» PROBLEM TO SOLVE
Gather each line in the entries that includes the string "电机电流及其FFT波形".

» MATERIAL SHOWN
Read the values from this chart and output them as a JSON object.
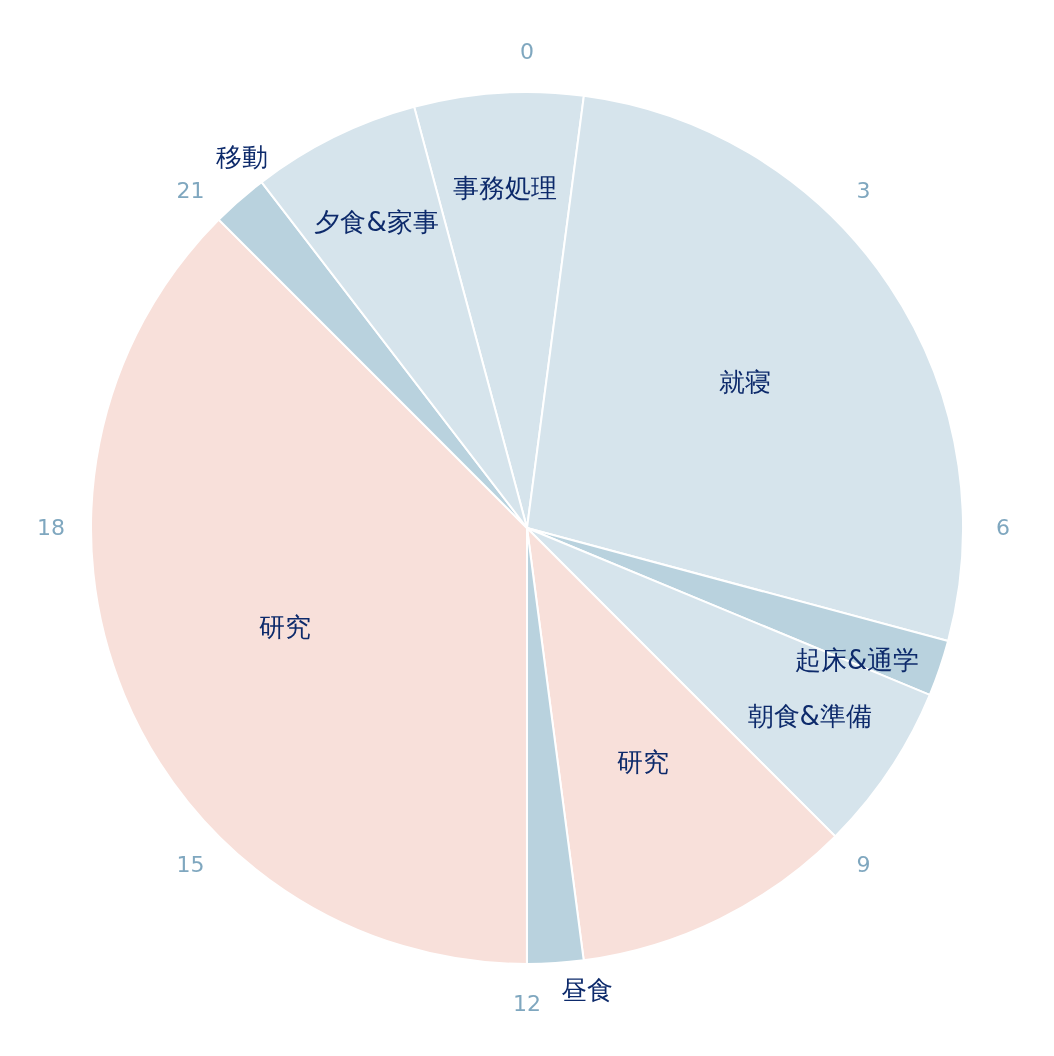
{
  "chart_data": {
    "type": "pie",
    "categories": [
      "事務処理",
      "就寝",
      "起床&通学",
      "朝食&準備",
      "研究",
      "昼食",
      "研究",
      "移動",
      "夕食&家事"
    ],
    "values": [
      6.25,
      27.09,
      2.08,
      6.25,
      10.42,
      2.08,
      37.5,
      2.08,
      6.25
    ],
    "colors": [
      "#d6e4ec",
      "#d6e4ec",
      "#b9d2de",
      "#d6e4ec",
      "#f8e0da",
      "#b9d2de",
      "#f8e0da",
      "#b9d2de",
      "#d6e4ec"
    ],
    "annotations": [
      "0",
      "3",
      "6",
      "9",
      "12",
      "15",
      "18",
      "21"
    ]
  }
}
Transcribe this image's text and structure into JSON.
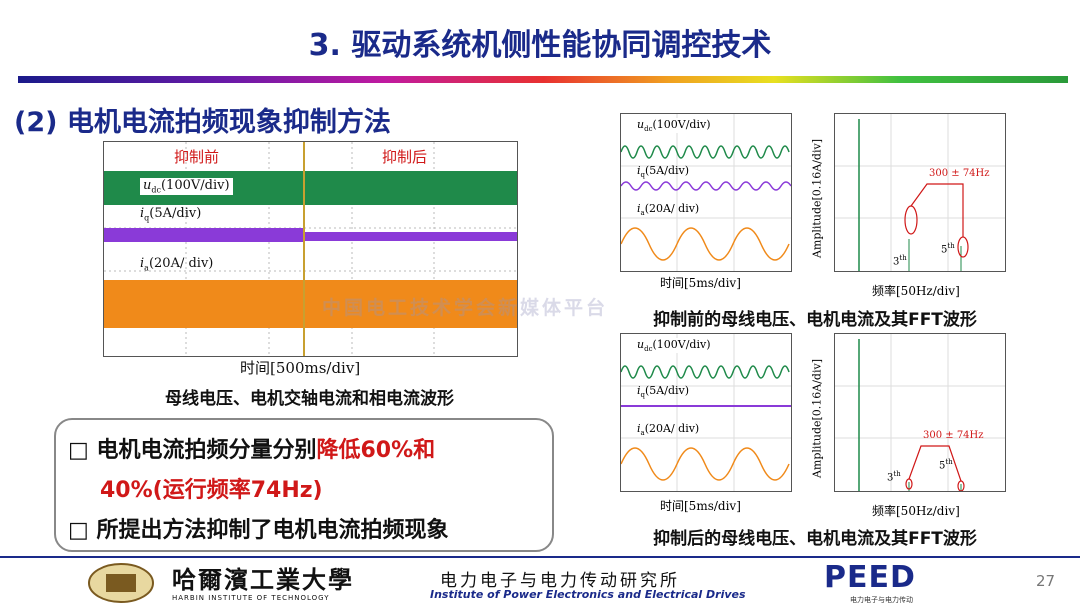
{
  "header": {
    "title": "3. 驱动系统机侧性能协同调控技术"
  },
  "section": {
    "subtitle": "(2) 电机电流拍频现象抑制方法"
  },
  "left_scope": {
    "label_before": "抑制前",
    "label_after": "抑制后",
    "udc_label": "u",
    "udc_sub": "dc",
    "udc_scale": "(100V/div)",
    "iq_label": "i",
    "iq_sub": "q",
    "iq_scale": "(5A/div)",
    "ia_label": "i",
    "ia_sub": "a",
    "ia_scale": "(20A/ div)",
    "time_axis": "时间[500ms/div]",
    "caption": "母线电压、电机交轴电流和相电流波形"
  },
  "right_top": {
    "udc_label": "u",
    "udc_sub": "dc",
    "udc_scale": "(100V/div)",
    "iq_label": "i",
    "iq_sub": "q",
    "iq_scale": "(5A/div)",
    "ia_label": "i",
    "ia_sub": "a",
    "ia_scale": "(20A/ div)",
    "time_axis": "时间[5ms/div]",
    "fft_ylabel": "Amplitude[0.16A/div]",
    "fft_xlabel": "频率[50Hz/div]",
    "fft_annot": "300 ± 74Hz",
    "h3": "3",
    "h5": "5",
    "th": "th",
    "caption": "抑制前的母线电压、电机电流及其FFT波形"
  },
  "right_bottom": {
    "udc_label": "u",
    "udc_sub": "dc",
    "udc_scale": "(100V/div)",
    "iq_label": "i",
    "iq_sub": "q",
    "iq_scale": "(5A/div)",
    "ia_label": "i",
    "ia_sub": "a",
    "ia_scale": "(20A/ div)",
    "time_axis": "时间[5ms/div]",
    "fft_ylabel": "Amplitude[0.16A/div]",
    "fft_xlabel": "频率[50Hz/div]",
    "fft_annot": "300 ± 74Hz",
    "h3": "3",
    "h5": "5",
    "th": "th",
    "caption": "抑制后的母线电压、电机电流及其FFT波形"
  },
  "bullets": {
    "b1_prefix": "电机电流拍频分量分别",
    "b1_red": "降低60%和",
    "b1_line2": "40%(运行频率74Hz)",
    "b2": "所提出方法抑制了电机电流拍频现象"
  },
  "watermark": "中国电工技术学会新媒体平台",
  "footer": {
    "hit_cn": "哈爾濱工業大學",
    "hit_en": "HARBIN INSTITUTE OF TECHNOLOGY",
    "inst_cn": "电力电子与电力传动研究所",
    "inst_en": "Institute of Power Electronics and Electrical Drives",
    "peed": "PEED",
    "peed_sub": "电力电子与电力传动",
    "page": "27"
  },
  "colors": {
    "title": "#1a2a8a",
    "udc": "#1f8a4a",
    "iq": "#8a3ad8",
    "ia": "#f08a1a",
    "annot": "#d01818"
  }
}
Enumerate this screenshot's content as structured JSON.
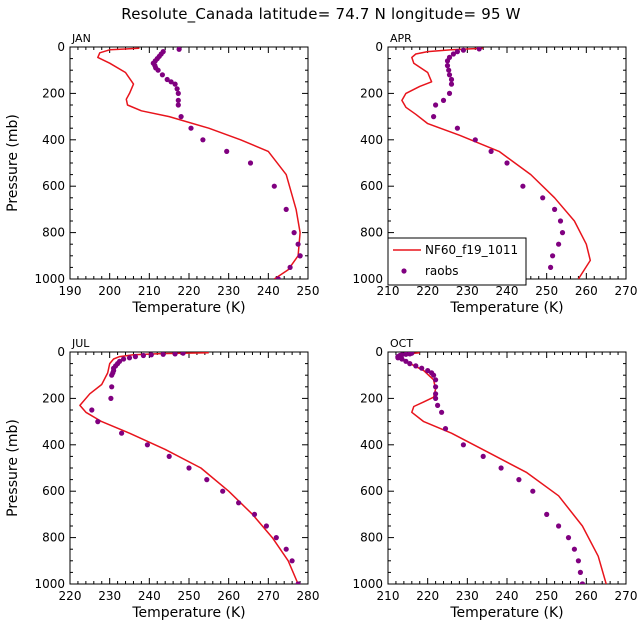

» EXPECTED OUTPUT
    "caption": "抑制前的母线电压、电机电流及其FFT波形"
    "caption": "抑制后的母线电压、电机电流及其FFT波形"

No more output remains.